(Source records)
-=-=-

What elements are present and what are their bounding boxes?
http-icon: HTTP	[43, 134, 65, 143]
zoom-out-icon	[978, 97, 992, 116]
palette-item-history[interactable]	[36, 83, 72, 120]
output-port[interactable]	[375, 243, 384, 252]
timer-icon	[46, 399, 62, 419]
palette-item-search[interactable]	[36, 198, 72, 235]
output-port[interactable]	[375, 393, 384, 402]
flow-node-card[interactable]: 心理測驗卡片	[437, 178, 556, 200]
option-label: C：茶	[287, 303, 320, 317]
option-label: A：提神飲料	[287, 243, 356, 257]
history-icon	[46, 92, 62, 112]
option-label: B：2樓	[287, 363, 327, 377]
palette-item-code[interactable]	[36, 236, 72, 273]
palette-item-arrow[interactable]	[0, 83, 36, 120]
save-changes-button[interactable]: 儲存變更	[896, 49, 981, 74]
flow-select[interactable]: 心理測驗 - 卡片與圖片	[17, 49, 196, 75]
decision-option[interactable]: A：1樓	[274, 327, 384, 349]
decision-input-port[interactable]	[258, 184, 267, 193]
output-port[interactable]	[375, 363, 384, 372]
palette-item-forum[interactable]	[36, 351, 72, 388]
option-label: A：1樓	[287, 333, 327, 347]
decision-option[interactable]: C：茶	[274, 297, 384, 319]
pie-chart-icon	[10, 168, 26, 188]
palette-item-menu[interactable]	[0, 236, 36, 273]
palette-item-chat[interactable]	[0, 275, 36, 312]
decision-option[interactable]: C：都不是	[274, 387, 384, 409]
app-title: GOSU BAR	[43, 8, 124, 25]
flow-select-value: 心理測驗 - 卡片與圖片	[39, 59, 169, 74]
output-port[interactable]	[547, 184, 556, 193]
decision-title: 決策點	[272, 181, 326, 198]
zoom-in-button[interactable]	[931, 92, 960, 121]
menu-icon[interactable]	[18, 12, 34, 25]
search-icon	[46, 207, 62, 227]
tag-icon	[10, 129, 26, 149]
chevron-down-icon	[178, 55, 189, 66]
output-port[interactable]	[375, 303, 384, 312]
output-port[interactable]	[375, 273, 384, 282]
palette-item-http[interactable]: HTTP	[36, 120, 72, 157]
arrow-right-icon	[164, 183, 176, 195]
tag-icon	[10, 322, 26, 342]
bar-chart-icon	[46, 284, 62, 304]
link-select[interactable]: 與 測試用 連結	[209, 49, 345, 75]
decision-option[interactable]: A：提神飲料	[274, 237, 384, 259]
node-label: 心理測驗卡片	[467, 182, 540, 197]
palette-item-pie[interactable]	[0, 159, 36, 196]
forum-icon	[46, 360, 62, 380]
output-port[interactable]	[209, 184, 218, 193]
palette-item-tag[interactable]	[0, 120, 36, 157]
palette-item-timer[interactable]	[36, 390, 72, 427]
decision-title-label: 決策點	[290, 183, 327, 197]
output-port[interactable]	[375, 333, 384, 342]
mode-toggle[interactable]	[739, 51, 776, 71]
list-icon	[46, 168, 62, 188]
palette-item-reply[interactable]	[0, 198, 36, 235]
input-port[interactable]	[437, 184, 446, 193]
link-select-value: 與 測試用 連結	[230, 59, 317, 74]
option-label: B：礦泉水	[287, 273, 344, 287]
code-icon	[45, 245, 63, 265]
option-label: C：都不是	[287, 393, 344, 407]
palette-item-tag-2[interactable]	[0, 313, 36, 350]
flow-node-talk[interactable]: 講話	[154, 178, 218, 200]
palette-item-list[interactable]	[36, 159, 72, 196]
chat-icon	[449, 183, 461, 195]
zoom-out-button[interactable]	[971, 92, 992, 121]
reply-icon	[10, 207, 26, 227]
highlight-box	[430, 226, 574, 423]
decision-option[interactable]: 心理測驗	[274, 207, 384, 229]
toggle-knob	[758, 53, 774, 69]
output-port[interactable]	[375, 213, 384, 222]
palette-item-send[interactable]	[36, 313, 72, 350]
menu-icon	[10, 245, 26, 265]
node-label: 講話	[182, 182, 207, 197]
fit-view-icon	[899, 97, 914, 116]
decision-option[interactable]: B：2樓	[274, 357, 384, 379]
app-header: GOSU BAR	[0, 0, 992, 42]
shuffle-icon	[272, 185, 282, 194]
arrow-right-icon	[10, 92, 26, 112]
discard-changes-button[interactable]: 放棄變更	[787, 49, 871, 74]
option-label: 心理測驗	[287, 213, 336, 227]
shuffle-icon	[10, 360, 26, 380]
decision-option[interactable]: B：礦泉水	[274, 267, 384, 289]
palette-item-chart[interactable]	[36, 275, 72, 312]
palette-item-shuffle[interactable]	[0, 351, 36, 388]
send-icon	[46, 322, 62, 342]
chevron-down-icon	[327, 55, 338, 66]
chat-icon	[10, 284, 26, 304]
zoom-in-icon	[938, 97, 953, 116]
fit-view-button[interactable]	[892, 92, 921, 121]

-=-=-

» **JOB**
Quote all of the data above line for line, without changing anything.

» **CORRECT RESULT**
What elements are present and what are their bounding boxes?
http-icon: HTTP	[43, 134, 65, 143]
zoom-out-icon	[978, 97, 992, 116]
palette-item-history[interactable]	[36, 83, 72, 120]
output-port[interactable]	[375, 243, 384, 252]
timer-icon	[46, 399, 62, 419]
palette-item-search[interactable]	[36, 198, 72, 235]
output-port[interactable]	[375, 393, 384, 402]
flow-node-card[interactable]: 心理測驗卡片	[437, 178, 556, 200]
option-label: C：茶	[287, 303, 320, 317]
option-label: A：提神飲料	[287, 243, 356, 257]
history-icon	[46, 92, 62, 112]
option-label: B：2樓	[287, 363, 327, 377]
palette-item-code[interactable]	[36, 236, 72, 273]
palette-item-arrow[interactable]	[0, 83, 36, 120]
save-changes-button[interactable]: 儲存變更	[896, 49, 981, 74]
flow-select[interactable]: 心理測驗 - 卡片與圖片	[17, 49, 196, 75]
decision-option[interactable]: A：1樓	[274, 327, 384, 349]
decision-input-port[interactable]	[258, 184, 267, 193]
output-port[interactable]	[375, 363, 384, 372]
palette-item-forum[interactable]	[36, 351, 72, 388]
option-label: A：1樓	[287, 333, 327, 347]
decision-option[interactable]: C：茶	[274, 297, 384, 319]
pie-chart-icon	[10, 168, 26, 188]
palette-item-menu[interactable]	[0, 236, 36, 273]
palette-item-chat[interactable]	[0, 275, 36, 312]
decision-option[interactable]: C：都不是	[274, 387, 384, 409]
app-title: GOSU BAR	[43, 8, 124, 25]
flow-select-value: 心理測驗 - 卡片與圖片	[39, 59, 169, 74]
output-port[interactable]	[547, 184, 556, 193]
decision-title: 決策點	[272, 181, 326, 198]
zoom-in-button[interactable]	[931, 92, 960, 121]
menu-icon[interactable]	[18, 12, 34, 25]
search-icon	[46, 207, 62, 227]
tag-icon	[10, 129, 26, 149]
chevron-down-icon	[178, 55, 189, 66]
output-port[interactable]	[375, 303, 384, 312]
output-port[interactable]	[375, 273, 384, 282]
palette-item-http[interactable]: HTTP	[36, 120, 72, 157]
arrow-right-icon	[164, 183, 176, 195]
tag-icon	[10, 322, 26, 342]
bar-chart-icon	[46, 284, 62, 304]
link-select[interactable]: 與 測試用 連結	[209, 49, 345, 75]
decision-option[interactable]: A：提神飲料	[274, 237, 384, 259]
node-label: 心理測驗卡片	[467, 182, 540, 197]
palette-item-pie[interactable]	[0, 159, 36, 196]
forum-icon	[46, 360, 62, 380]
output-port[interactable]	[209, 184, 218, 193]
palette-item-tag[interactable]	[0, 120, 36, 157]
palette-item-timer[interactable]	[36, 390, 72, 427]
decision-title-label: 決策點	[290, 183, 327, 197]
output-port[interactable]	[375, 333, 384, 342]
mode-toggle[interactable]	[739, 51, 776, 71]
list-icon	[46, 168, 62, 188]
palette-item-reply[interactable]	[0, 198, 36, 235]
input-port[interactable]	[437, 184, 446, 193]
link-select-value: 與 測試用 連結	[230, 59, 317, 74]
option-label: B：礦泉水	[287, 273, 344, 287]
code-icon	[45, 245, 63, 265]
option-label: C：都不是	[287, 393, 344, 407]
palette-item-tag-2[interactable]	[0, 313, 36, 350]
flow-node-talk[interactable]: 講話	[154, 178, 218, 200]
palette-item-list[interactable]	[36, 159, 72, 196]
chat-icon	[449, 183, 461, 195]
zoom-out-button[interactable]	[971, 92, 992, 121]
reply-icon	[10, 207, 26, 227]
highlight-box	[430, 226, 574, 423]
decision-option[interactable]: 心理測驗	[274, 207, 384, 229]
toggle-knob	[758, 53, 774, 69]
output-port[interactable]	[375, 213, 384, 222]
palette-item-send[interactable]	[36, 313, 72, 350]
menu-icon	[10, 245, 26, 265]
node-label: 講話	[182, 182, 207, 197]
fit-view-icon	[899, 97, 914, 116]
decision-option[interactable]: B：2樓	[274, 357, 384, 379]
app-header: GOSU BAR	[0, 0, 992, 42]
shuffle-icon	[272, 185, 282, 194]
arrow-right-icon	[10, 92, 26, 112]
discard-changes-button[interactable]: 放棄變更	[787, 49, 871, 74]
option-label: 心理測驗	[287, 213, 336, 227]
shuffle-icon	[10, 360, 26, 380]
decision-option[interactable]: B：礦泉水	[274, 267, 384, 289]
palette-item-chart[interactable]	[36, 275, 72, 312]
palette-item-shuffle[interactable]	[0, 351, 36, 388]
send-icon	[46, 322, 62, 342]
chevron-down-icon	[327, 55, 338, 66]
chat-icon	[10, 284, 26, 304]
zoom-in-icon	[938, 97, 953, 116]
fit-view-button[interactable]	[892, 92, 921, 121]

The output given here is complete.